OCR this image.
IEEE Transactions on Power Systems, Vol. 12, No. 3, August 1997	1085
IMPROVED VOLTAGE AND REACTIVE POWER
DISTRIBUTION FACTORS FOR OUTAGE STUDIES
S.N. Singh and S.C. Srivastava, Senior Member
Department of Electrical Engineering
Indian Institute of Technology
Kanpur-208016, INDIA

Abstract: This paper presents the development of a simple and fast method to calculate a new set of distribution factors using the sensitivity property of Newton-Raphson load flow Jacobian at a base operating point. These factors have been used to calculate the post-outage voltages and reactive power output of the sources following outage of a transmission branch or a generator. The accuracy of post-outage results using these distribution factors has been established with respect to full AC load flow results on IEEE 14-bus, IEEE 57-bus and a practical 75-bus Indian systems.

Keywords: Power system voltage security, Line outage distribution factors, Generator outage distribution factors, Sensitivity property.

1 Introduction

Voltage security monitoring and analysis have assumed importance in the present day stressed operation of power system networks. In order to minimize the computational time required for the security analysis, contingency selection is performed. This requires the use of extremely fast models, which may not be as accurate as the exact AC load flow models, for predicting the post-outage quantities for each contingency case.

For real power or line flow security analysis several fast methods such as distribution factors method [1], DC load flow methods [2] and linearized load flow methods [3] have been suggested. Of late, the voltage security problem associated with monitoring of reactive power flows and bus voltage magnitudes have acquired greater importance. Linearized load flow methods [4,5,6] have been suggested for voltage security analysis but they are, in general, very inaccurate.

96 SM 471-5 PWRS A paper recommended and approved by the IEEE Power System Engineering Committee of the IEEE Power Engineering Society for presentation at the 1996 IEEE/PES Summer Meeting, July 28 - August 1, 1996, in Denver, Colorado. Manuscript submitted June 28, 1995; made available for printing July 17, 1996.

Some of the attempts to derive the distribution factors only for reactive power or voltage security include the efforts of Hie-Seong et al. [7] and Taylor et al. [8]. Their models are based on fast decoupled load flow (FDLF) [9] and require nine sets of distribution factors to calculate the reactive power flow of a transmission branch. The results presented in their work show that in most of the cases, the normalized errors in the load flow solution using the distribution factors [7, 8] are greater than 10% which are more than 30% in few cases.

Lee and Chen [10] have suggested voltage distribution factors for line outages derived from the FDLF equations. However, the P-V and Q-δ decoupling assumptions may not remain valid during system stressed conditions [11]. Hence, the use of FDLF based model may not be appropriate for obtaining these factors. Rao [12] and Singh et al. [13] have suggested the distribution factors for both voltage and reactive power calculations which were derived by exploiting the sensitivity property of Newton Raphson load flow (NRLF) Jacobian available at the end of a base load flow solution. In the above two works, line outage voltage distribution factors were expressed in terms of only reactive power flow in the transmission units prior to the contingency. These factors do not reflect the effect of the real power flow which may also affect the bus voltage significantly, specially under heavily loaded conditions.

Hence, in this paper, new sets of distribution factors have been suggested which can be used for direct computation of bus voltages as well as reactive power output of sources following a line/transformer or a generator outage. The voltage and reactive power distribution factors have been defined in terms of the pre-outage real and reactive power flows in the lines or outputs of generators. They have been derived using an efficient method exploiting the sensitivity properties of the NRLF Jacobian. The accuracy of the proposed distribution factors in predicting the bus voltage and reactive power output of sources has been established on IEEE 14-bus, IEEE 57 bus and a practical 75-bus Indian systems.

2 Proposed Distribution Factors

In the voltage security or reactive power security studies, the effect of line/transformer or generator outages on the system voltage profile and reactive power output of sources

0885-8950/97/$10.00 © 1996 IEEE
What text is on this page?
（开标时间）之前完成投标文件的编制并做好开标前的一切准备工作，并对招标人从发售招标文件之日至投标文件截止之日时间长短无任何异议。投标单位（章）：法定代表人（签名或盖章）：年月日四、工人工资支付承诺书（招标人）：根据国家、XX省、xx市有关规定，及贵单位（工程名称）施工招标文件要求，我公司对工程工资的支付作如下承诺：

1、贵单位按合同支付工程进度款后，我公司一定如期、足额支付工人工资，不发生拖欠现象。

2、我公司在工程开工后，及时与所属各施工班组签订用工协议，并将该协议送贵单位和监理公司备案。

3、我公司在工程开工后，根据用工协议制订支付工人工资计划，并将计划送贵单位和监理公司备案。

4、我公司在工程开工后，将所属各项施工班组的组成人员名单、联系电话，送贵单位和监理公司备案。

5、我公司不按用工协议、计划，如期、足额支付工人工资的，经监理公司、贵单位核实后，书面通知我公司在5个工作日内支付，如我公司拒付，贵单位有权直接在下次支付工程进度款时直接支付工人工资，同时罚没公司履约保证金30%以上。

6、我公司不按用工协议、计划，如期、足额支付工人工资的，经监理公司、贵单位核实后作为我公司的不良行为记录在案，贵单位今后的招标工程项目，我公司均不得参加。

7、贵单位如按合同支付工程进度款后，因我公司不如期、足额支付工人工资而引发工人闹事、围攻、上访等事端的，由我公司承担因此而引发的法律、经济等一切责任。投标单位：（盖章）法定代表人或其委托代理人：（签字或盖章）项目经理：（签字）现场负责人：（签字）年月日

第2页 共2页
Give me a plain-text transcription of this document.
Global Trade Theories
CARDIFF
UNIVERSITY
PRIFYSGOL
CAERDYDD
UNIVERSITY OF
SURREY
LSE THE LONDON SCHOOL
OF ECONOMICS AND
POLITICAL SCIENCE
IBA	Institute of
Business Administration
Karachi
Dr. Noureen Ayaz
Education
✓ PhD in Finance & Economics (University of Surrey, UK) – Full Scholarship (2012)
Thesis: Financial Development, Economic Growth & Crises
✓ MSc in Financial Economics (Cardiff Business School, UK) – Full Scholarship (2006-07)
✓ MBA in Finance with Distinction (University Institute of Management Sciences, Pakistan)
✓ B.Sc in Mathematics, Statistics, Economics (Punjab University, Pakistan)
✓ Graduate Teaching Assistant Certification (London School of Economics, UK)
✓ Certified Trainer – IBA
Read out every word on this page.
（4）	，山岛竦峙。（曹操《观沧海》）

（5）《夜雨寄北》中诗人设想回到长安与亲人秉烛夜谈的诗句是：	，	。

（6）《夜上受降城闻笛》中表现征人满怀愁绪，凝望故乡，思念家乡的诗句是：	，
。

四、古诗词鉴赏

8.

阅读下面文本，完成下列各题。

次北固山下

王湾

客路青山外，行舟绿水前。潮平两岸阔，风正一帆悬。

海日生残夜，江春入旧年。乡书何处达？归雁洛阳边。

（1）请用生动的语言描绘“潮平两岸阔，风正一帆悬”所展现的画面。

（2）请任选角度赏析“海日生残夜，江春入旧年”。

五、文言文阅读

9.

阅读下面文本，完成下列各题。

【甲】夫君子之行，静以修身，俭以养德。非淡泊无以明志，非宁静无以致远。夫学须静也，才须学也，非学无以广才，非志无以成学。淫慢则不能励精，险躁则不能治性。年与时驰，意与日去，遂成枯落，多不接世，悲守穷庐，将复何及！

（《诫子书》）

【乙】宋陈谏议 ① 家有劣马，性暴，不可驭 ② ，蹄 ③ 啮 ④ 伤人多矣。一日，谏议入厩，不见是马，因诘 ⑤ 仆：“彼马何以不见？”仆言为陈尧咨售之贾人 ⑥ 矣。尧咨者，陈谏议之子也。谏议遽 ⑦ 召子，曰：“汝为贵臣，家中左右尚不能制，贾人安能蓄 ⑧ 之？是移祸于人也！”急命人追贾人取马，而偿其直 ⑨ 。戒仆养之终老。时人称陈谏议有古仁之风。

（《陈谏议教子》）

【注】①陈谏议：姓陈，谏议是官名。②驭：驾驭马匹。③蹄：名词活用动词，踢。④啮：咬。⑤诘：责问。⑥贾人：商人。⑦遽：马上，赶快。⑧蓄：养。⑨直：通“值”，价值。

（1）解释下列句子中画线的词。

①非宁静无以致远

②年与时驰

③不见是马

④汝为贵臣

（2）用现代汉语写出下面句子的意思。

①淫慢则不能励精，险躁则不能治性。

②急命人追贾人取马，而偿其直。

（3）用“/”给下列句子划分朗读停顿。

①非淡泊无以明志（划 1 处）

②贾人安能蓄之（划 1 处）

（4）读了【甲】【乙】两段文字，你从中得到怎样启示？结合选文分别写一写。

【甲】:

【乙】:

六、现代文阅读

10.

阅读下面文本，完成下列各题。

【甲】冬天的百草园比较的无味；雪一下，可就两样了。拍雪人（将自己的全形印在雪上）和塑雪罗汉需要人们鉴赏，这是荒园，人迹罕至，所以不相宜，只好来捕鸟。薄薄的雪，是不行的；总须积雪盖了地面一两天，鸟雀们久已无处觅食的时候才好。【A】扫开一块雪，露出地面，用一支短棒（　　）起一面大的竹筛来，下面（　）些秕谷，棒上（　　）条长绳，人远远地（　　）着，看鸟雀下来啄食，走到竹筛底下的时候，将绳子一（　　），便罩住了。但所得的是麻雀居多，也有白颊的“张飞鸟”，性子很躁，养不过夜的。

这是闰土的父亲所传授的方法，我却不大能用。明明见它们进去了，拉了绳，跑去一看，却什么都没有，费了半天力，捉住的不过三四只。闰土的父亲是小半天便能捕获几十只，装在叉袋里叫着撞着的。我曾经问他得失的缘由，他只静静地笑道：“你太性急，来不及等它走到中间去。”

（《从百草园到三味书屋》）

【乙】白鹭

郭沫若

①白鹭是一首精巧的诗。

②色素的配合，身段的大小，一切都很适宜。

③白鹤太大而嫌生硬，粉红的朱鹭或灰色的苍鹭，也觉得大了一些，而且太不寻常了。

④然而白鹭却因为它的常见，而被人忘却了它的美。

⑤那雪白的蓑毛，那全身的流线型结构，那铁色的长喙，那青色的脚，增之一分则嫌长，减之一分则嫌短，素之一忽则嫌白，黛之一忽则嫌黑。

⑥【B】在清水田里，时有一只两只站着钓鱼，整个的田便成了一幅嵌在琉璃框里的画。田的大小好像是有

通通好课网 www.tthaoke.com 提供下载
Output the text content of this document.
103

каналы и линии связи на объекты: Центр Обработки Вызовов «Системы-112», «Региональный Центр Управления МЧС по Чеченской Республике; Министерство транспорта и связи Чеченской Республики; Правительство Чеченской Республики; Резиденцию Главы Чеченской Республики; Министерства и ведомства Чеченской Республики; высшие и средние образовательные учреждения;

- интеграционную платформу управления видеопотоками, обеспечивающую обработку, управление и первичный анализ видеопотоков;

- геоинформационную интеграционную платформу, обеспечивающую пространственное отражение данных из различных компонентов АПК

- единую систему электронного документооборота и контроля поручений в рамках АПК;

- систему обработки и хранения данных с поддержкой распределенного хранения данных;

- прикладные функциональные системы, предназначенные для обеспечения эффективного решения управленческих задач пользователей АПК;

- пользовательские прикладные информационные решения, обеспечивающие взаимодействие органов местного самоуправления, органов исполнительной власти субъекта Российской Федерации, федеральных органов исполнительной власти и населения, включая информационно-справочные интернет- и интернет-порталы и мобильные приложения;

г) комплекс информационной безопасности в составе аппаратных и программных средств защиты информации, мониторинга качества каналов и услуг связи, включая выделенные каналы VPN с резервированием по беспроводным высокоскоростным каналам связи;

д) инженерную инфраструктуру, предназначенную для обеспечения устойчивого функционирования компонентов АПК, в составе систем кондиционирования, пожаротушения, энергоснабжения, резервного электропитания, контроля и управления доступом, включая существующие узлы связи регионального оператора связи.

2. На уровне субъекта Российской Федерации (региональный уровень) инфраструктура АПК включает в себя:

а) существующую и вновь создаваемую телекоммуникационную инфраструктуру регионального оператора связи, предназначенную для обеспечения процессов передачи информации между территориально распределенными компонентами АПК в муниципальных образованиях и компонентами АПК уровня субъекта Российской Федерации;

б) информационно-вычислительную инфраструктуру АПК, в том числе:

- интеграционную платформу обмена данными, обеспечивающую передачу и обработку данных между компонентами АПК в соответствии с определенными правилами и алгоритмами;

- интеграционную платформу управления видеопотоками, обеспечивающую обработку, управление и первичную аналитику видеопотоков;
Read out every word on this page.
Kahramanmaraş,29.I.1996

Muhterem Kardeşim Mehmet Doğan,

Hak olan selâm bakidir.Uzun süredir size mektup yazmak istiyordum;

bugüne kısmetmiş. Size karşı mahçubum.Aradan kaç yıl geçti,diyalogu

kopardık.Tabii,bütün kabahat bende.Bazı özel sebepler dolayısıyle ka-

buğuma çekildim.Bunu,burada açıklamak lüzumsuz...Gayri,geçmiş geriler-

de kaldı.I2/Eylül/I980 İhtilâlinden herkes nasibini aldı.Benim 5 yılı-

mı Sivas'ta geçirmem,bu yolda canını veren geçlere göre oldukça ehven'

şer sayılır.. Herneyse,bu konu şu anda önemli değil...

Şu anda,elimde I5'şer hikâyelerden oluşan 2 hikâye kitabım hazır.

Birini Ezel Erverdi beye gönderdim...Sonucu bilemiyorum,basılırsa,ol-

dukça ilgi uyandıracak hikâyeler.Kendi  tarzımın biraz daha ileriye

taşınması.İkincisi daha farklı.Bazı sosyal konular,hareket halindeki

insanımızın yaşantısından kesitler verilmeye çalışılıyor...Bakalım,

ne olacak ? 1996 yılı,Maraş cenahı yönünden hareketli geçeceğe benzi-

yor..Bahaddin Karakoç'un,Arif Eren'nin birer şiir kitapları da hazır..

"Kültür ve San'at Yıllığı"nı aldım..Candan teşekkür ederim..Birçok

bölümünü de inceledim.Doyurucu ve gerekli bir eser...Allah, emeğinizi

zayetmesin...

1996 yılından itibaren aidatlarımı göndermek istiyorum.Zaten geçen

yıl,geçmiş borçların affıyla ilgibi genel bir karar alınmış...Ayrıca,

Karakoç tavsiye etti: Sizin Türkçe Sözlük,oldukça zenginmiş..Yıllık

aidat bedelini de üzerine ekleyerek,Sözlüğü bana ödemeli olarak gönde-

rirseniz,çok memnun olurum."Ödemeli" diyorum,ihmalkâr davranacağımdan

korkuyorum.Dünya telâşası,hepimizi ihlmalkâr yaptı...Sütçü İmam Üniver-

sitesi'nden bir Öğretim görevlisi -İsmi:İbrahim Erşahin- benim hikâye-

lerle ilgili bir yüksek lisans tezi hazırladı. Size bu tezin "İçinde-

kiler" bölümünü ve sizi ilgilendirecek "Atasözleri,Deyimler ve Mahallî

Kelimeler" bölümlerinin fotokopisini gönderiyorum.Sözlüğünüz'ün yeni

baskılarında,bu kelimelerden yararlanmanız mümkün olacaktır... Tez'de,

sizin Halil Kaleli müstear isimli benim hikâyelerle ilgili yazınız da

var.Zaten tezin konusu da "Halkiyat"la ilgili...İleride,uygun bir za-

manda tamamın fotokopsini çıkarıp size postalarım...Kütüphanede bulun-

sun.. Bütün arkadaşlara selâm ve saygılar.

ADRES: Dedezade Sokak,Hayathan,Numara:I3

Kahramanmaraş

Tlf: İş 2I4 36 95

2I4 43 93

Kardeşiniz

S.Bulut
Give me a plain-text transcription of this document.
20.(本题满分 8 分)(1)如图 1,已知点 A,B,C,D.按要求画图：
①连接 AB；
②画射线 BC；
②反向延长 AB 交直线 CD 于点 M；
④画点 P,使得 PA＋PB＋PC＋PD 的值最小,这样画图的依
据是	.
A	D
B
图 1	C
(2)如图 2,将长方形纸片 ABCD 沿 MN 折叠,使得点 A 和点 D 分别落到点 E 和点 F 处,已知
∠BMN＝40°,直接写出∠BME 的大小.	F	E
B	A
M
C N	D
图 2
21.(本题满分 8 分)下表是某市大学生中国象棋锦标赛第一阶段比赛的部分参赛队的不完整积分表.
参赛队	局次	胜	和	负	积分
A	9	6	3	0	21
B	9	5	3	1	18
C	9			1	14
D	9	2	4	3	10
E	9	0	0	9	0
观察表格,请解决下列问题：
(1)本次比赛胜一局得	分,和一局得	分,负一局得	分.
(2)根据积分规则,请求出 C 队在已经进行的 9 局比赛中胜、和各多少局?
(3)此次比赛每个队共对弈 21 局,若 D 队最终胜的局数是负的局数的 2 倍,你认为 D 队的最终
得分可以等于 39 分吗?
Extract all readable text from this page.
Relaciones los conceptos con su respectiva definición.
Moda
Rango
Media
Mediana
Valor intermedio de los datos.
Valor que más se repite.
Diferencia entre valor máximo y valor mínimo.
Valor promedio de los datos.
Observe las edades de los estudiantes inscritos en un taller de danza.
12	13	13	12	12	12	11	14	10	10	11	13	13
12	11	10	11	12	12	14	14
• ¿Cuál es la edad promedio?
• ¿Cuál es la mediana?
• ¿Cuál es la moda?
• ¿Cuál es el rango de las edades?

========================

Written request | Everything from the line containing "Extract all readable text from this page." to the end of the data above should be quoted exactly, please, both ends included, and nothing outside that span.

Task answer |
Extract all readable text from this page.
Relaciones los conceptos con su respectiva definición.
Moda
Rango
Media
Mediana
Valor intermedio de los datos.
Valor que más se repite.
Diferencia entre valor máximo y valor mínimo.
Valor promedio de los datos.
Observe las edades de los estudiantes inscritos en un taller de danza.
12	13	13	12	12	12	11	14	10	10	11	13	13
12	11	10	11	12	12	14	14
• ¿Cuál es la edad promedio?
• ¿Cuál es la mediana?
• ¿Cuál es la moda?
• ¿Cuál es el rango de las edades?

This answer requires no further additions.